___ Supplied records

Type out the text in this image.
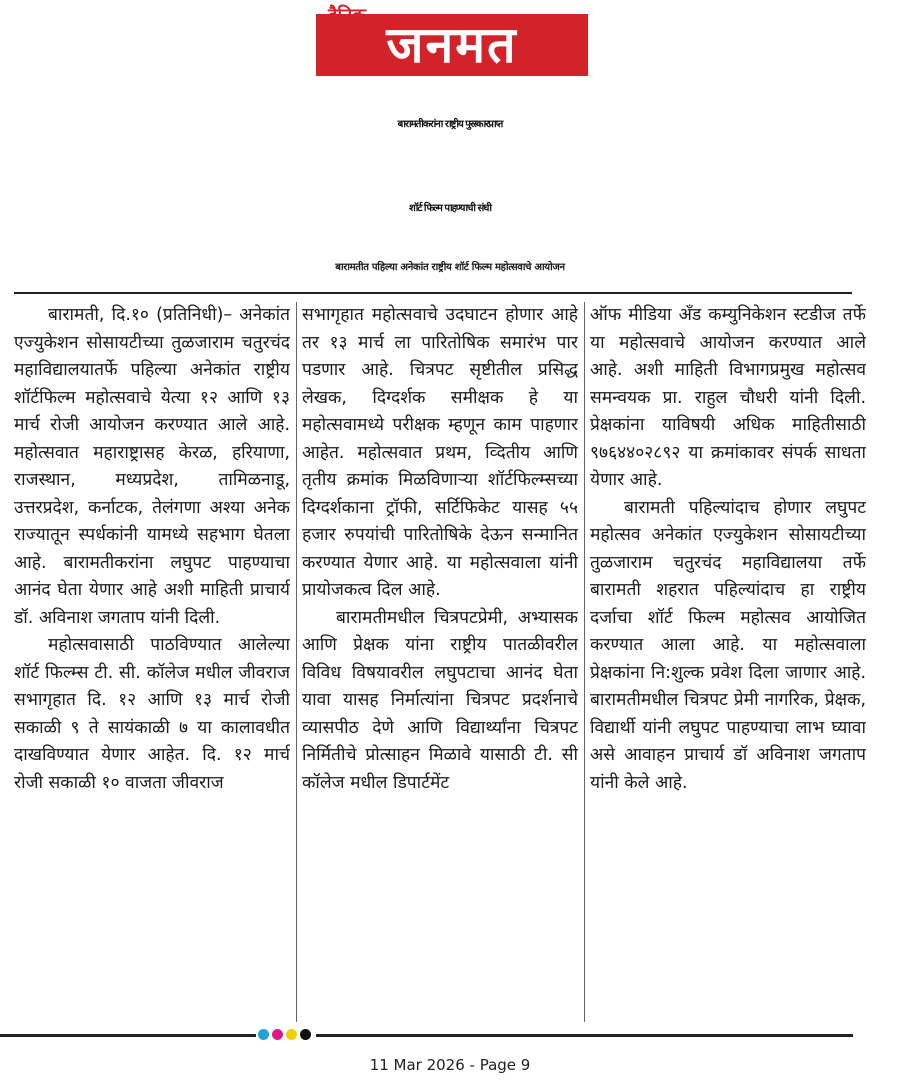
जनमत
बारामतीकरांना राष्ट्रीय पुरस्कारप्राप्त
शॉर्ट फिल्म पाहण्याची संधी
बारामतीत पहिल्या अनेकांत राष्ट्रीय शॉर्ट फिल्म महोत्सवाचे आयोजन

बारामती, दि.१० (प्रतिनिधी)– अनेकांत एज्युकेशन सोसायटीच्या तुळजाराम चतुरचंद महाविद्यालयातर्फे पहिल्या अनेकांत राष्ट्रीय शॉर्टफिल्म महोत्सवाचे येत्या १२ आणि १३ मार्च रोजी आयोजन करण्यात आले आहे. महोत्सवात महाराष्ट्रासह केरळ, हरियाणा, राजस्थान, मध्यप्रदेश, तामिळनाडू, उत्तरप्रदेश, कर्नाटक, तेलंगणा अश्या अनेक राज्यातून स्पर्धकांनी यामध्ये सहभाग घेतला आहे. बारामतीकरांना लघुपट पाहण्याचा आनंद घेता येणार आहे अशी माहिती प्राचार्य डॉ. अविनाश जगताप यांनी दिली.

महोत्सवासाठी पाठविण्यात आलेल्या शॉर्ट फिल्म्स टी. सी. कॉलेज मधील जीवराज सभागृहात दि. १२ आणि १३ मार्च रोजी सकाळी ९ ते सायंकाळी ७ या कालावधीत दाखविण्यात येणार आहेत. दि. १२ मार्च रोजी सकाळी १० वाजता जीवराज

सभागृहात महोत्सवाचे उदघाटन होणार आहे तर १३ मार्च ला पारितोषिक समारंभ पार पडणार आहे. चित्रपट सृष्टीतील प्रसिद्ध लेखक, दिग्दर्शक समीक्षक हे या महोत्सवामध्ये परीक्षक म्हणून काम पाहणार आहेत. महोत्सवात प्रथम, व्दितीय आणि तृतीय क्रमांक मिळविणाऱ्या शॉर्टफिल्म्सच्या दिग्दर्शकाना ट्रॉफी, सर्टिफिकेट यासह ५५ हजार रुपयांची पारितोषिके देऊन सन्मानित करण्यात येणार आहे. या महोत्सवाला यांनी प्रायोजकत्व दिल आहे.

बारामतीमधील चित्रपटप्रेमी, अभ्यासक आणि प्रेक्षक यांना राष्ट्रीय पातळीवरील विविध विषयावरील लघुपटाचा आनंद घेता यावा यासह निर्मात्यांना चित्रपट प्रदर्शनाचे व्यासपीठ देणे आणि विद्यार्थ्यांना चित्रपट निर्मितीचे प्रोत्साहन मिळावे यासाठी टी. सी कॉलेज मधील डिपार्टमेंट

ऑफ मीडिया अँड कम्युनिकेशन स्टडीज तर्फे या महोत्सवाचे आयोजन करण्यात आले आहे. अशी माहिती विभागप्रमुख महोत्सव समन्वयक प्रा. राहुल चौधरी यांनी दिली. प्रेक्षकांना याविषयी अधिक माहितीसाठी ९७६४४०२८९२ या क्रमांकावर संपर्क साधता येणार आहे.

बारामती पहिल्यांदाच होणार लघुपट महोत्सव अनेकांत एज्युकेशन सोसायटीच्या तुळजाराम चतुरचंद महाविद्यालया तर्फे बारामती शहरात पहिल्यांदाच हा राष्ट्रीय दर्जाचा शॉर्ट फिल्म महोत्सव आयोजित करण्यात आला आहे. या महोत्सवाला प्रेक्षकांना नि:शुल्क प्रवेश दिला जाणार आहे. बारामतीमधील चित्रपट प्रेमी नागरिक, प्रेक्षक, विद्यार्थी यांनी लघुपट पाहण्याचा लाभ घ्यावा असे आवाहन प्राचार्य डॉ अविनाश जगताप यांनी केले आहे.

11 Mar 2026 - Page 9
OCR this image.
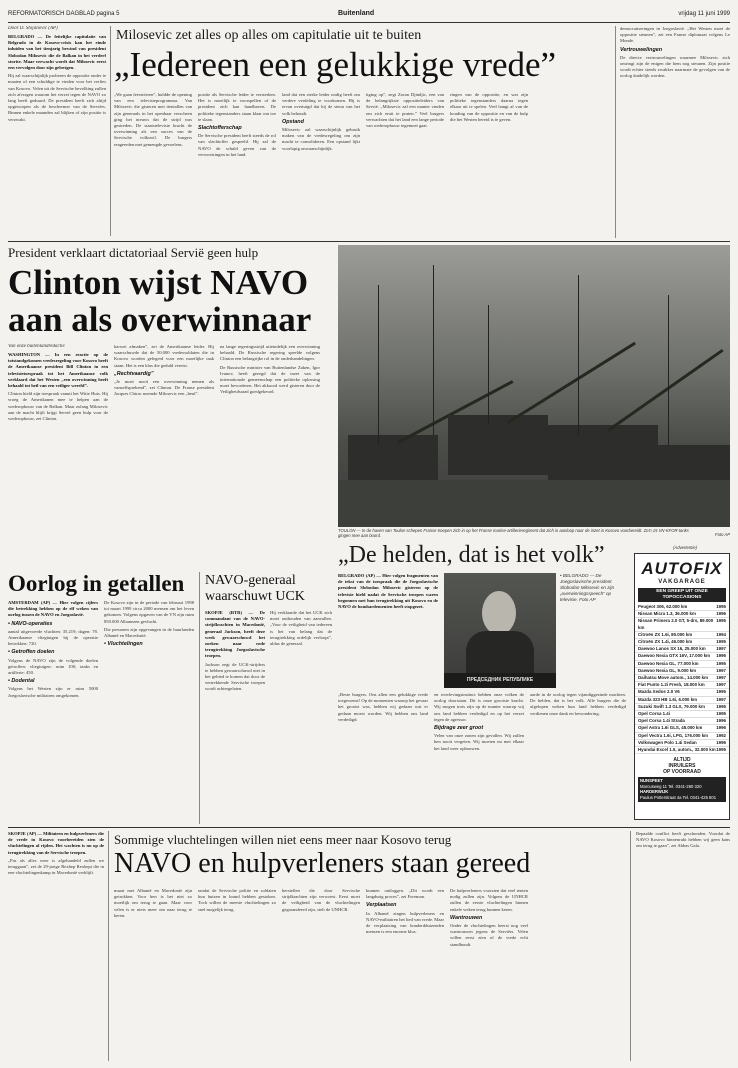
REFORMATORISCH DAGBLAD pagina 5	Buitenland	vrijdag 11 juni 1999

Door D. Stojanovic (AP)

BELGRADO — De feitelijke capitulatie van Belgrado in de Kosovo-crisis kan het einde inluiden van het tienjarig bewind van president Slobodan Milosevic die de Balkan in het verderf stortte. Maar verwacht wordt dat Milosevic eerst een vervolgen door zijn gelovigen.

Hij zal waarschijnlijk proberen de oppositie onder te maaien of een schuldige te vinden voor het verlies van Kosovo. Velen uit de Servische bevolking zullen zich afvragen waarom het verzet tegen de NAVO zo lang heeft geduurd. De president heeft zich altijd opgeworpen als de beschermer van de Serviërs. Binnen enkele maanden zal blijken of zijn positie is verzwakt.

Milosevic zet alles op alles om capitulatie uit te buiten
„Iedereen een gelukkige vrede”

„We gaan feestvieren”, huldde de opening van een televisieprogramma. Van Milosevic die gisteren met tientallen van zijn generaals in het openbaar verscheen ging het nieuws dat de strijd was gestreden. De staatstelevisie bracht de overwinning als een succes van de Servische volkswil. De burgers reageerden met gemengde gevoelens.

positie als Servische leider te versterken. Het is moeilijk te voorspellen of de president zich kan handhaven. De politieke tegenstanders staan klaar om toe te slaan.

Slachtofferschap

De Servische president heeft steeds de rol van slachtoffer gespeeld. Hij zal de NAVO de schuld geven van de verwoestingen in het land.

land dat een sterke leider nodig heeft om verdere verdeling te voorkomen. Hij is ervan overtuigd dat hij de steun van het volk behoudt.

Opstand

Milosevic zal waarschijnlijk gebruik maken van de vredesregeling om zijn macht te consolideren. Een opstand lijkt voorlopig onwaarschijnlijk.

tiging op”, zegt Zoran Djindjic, een van de belangrijkste oppositieleiders van Servië. „Milosevic zal een manier vinden om zich eruit te praten.” Veel burgers verwachten dat het land een lange periode van wederopbouw tegemoet gaat.

ringen van de oppositie, en wat zijn politieke tegenstanders daarna tegen elkaar uit te spelen. Veel hangt af van de houding van de oppositie en van de hulp die het Westen bereid is te geven.

democratiseringen in Joegoslavië. „Het Westen moet de oppositie steunen”, zei een Franse diplomaat volgens Le Monde.

Vertrouwelingen

De directe vertrouwelingen waarmee Milosevic zich omringt zijn de enigen die hem nog steunen. Zijn positie wordt echter steeds zwakker naarmate de gevolgen van de oorlog duidelijk worden.

President verklaart dictatoriaal Servië geen hulp
Clinton wijst NAVO
aan als overwinnaar

Van onze buitenlandredactie

WASHINGTON — In een reactie op de totstandgekomen vredesregeling voor Kosovo heeft de Amerikaanse president Bill Clinton in een televisietoespraak tot het Amerikaanse volk verklaard dat het Westen „een overwinning heeft behaald tot heil van een veiliger wereld”.

Clinton hield zijn toespraak vanuit het Witte Huis. Hij vroeg de Amerikanen mee te helpen aan de wederopbouw van de Balkan. Maar zolang Milosevic aan de macht blijft krijgt Servië geen hulp voor de wederopbouw, zei Clinton.

karwei afmaken”, zei de Amerikaanse leider. Hij waarschuwde dat de 50.000 vredessoldaten die in Kosovo worden gelegerd voor een moeilijke taak staan. Het is een klus die geduld vereist.

„Rechtvaardig”

„Je moet nooit een overwinning nemen als vanzelfsprekend”, zei Clinton. De Franse president Jacques Chirac noemde Milosevic een „beul”.

na lange regeringsstrijd uiteindelijk een overwinning behaald. De Russische regering speelde volgens Clinton een belangrijke rol in de onderhandelingen.

De Russische minister van Buitenlandse Zaken, Igor Ivanov, heeft gezegd dat de inzet van de internationale gemeenschap een politieke oplossing moet bevorderen. Het akkoord werd gisteren door de Veiligheidsraad goedgekeurd.

TOULON — In de haven van Toulon schepen Franse troepen zich in op het Franse marine-artillerieregiment dat zich in aanloop naar de inzet in Kosovo voorbereidt. Zo'n 15 VN-KFOR-tanks gingen mee aan boord.	Foto AP
„De helden, dat is het volk”

BELGRADO (AP) — Hier volgen fragmenten van de tekst van de toespraak die de Joegoslavische president Slobodan Milosevic gisteren op de televisie hield nadat de Servische troepen waren begonnen met hun terugtrekking uit Kosovo en de NAVO de bombardementen heeft stopgezet.

ПРЕДСЕДНИК РЕПУБЛИКЕ
• BELGRADO — De Joegoslavische president Slobodan Milosevic en zijn „overwinningsspeech” op televisie. Foto AP

„Beste burgers. Ons allen een gelukkige vrede toegewenst! Op de momenten waarop het gevaar het grootst was, hebben wij gedaan wat er gedaan moest worden. Wij hebben ons land verdedigd.

en overlevingsinstinct hebben onze volken de oorlog doorstaan. Dit is onze grootste kracht. Wij mogen trots zijn op de manier waarop wij ons land hebben verdedigd en op het verzet tegen de agressor.

Bijdrage zeer groot

Velen van onze zonen zijn gevallen. Wij zullen hen nooit vergeten. Wij moeten nu met elkaar het land weer opbouwen.

aarde in de oorlog tegen vijandiggezinde machten. De helden, dat is het volk. Alle burgers die de afgelopen weken hun land hebben verdedigd verdienen onze dank en bewondering.

(Advertentie)
AUTOFIX
VAKGARAGE
EEN GREEP UIT ONZE
TOPOCCASIONS
Peugeot 306, 62.000 km	1995
Nissan Micra 1.3, 36.000 km	1996
Nissan Primera 2.0 GT, 5-drs, 89.000 km
1995
Citroën ZX 1.6i, 80.000 km	1994
Citroën ZX 1.4i, 46.000 km	1995
Daewoo Lanos SX 16, 25.000 km 1997
Daewoo Nexia GTX 16V, 17.000 km 1996
Daewoo Nexia GL, 77.000 km	1995
Daewoo Nexia GL, 9.000 km	1997
Daihatsu Move autom., 14.000 km 1997
Fiat Punto 1.2i Fresh, 18.000 km	1997
Mazda Xedos 2.0 V6	1995
Mazda 323 HB 1.6i, 6.000 km	1997
Suzuki Swift 1.3 GLX, 79.000 km	1995
Opel Corsa 1.4i	1995
Opel Corsa 1.4i Strada	1996
Opel Astra 1.6i GLS, 45.000 km	1996
Opel Vectra 1.6i, LPG, 176.000 km 1992
Volkswagen Polo 1.4i Sedan	1996
Hyundai Excel 1.5, autom., 32.000 km 1995
ALTIJD
INRUILERS
OP VOORRAAD
NUNSPEET
Marcusweg 11 Tel. 0341-260 320
HARDERWIJK
Paulus Potterstraat 4a Tel. 0341-425 801
Oorlog in getallen

AMSTERDAM (AP) — Hier volgen cijfers die betrekking hebben op de elf weken van oorlog tussen de NAVO en Joegoslavië.

• NAVO-operaties

aantal uitgevoerde vluchten: 35.219; dagen: 78. Amerikaanse vliegtuigen bij de operatie betrokken: 720.

• Getroffen doelen

Volgens de NAVO zijn de volgende doelen getroffen: vliegtuigen: ruim 100; tanks en artillerie: 450.

• Dodental

Volgens het Westen zijn er ruim 5000 Joegoslavische militairen omgekomen.

De Kosovo zijn in de periode van februari 1998 tot maart 1999 circa 2000 mensen om het leven gekomen. Volgens opgaven van de VN zijn ruim 850.000 Albanezen gevlucht.

Die personen zijn opgevangen in de buurlanden Albanië en Macedonië.

• Vluchtelingen

NAVO-generaal
waarschuwt UCK

SKOPJE (RTR) — De commandant van de NAVO-strijdkrachten in Macedonië, generaal Jackson, heeft deze week gewaarschuwd het zoeken naar rode terugtrekking Joegoslavische troepen.

Jackson zegt de UCK-strijders te hebben gewaarschuwd niet in het gebied te komen dat door de vertrekkende Servische troepen wordt achtergelaten.

Hij verklaarde dat het UCK zich moet onthouden van aanvallen. „Voor de veiligheid van iedereen is het van belang dat de terugtrekking ordelijk verloopt”, aldus de generaal.

SKOPJE (AP) — Militairen en hulpverleners die de vrede in Kosovo voorbereiden zien de vluchtelingen al rijden. Het wachten is nu op de terugtrekking van de Servische troepen.

„Pas als alles weer is afgehandeld zullen we teruggaan”, zei de 29-jarige Rexhep Rexhepi die in een vluchtelingenkamp in Macedonië verblijft.

Sommige vluchtelingen willen niet eens meer naar Kosovo terug
NAVO en hulpverleners staan gereed

maart met Albanië en Macedonië zijn getrokken. Voor hen is het niet zo moeilijk om terug te gaan. Maar voor velen is er niets meer om naar terug te keren.

omdat de Servische politie en soldaten hun huizen in brand hebben gestoken. Toch willen de meeste vluchtelingen zo snel mogelijk terug.

herstellen die door Servische strijdkrachten zijn verwoest. Eerst moet de veiligheid van de vluchtelingen gegarandeerd zijn, stelt de UNHCR.

kunnen ontloggen. „Dit wordt een langdurig proces”, zei Foreman.

Verplaatsen

In Albanië zingen hulpverleners en NAVO-militairen het lied van vrede. Maar de verplaatsing van honderdduizenden mensen is een enorme klus.

De hulpverleners voorzien dat veel tenten nodig zullen zijn. Volgens de UNHCR zullen de eerste vluchtelingen binnen enkele weken terug kunnen keren.

Wantrouwen

Onder de vluchtelingen heerst nog veel wantrouwen jegens de Serviërs. Velen willen eerst zien of de vrede echt standhoudt.

Bepaalde conflict heeft geschonden. Voordat de NAVO Kosovo binnenrukt hebben wij geen kans om terug te gaan”, zei Abbas Gala.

______

» **To do**:
Exactly how many lines contain "periode"? State the number and nothing else.

» **Task output**:
2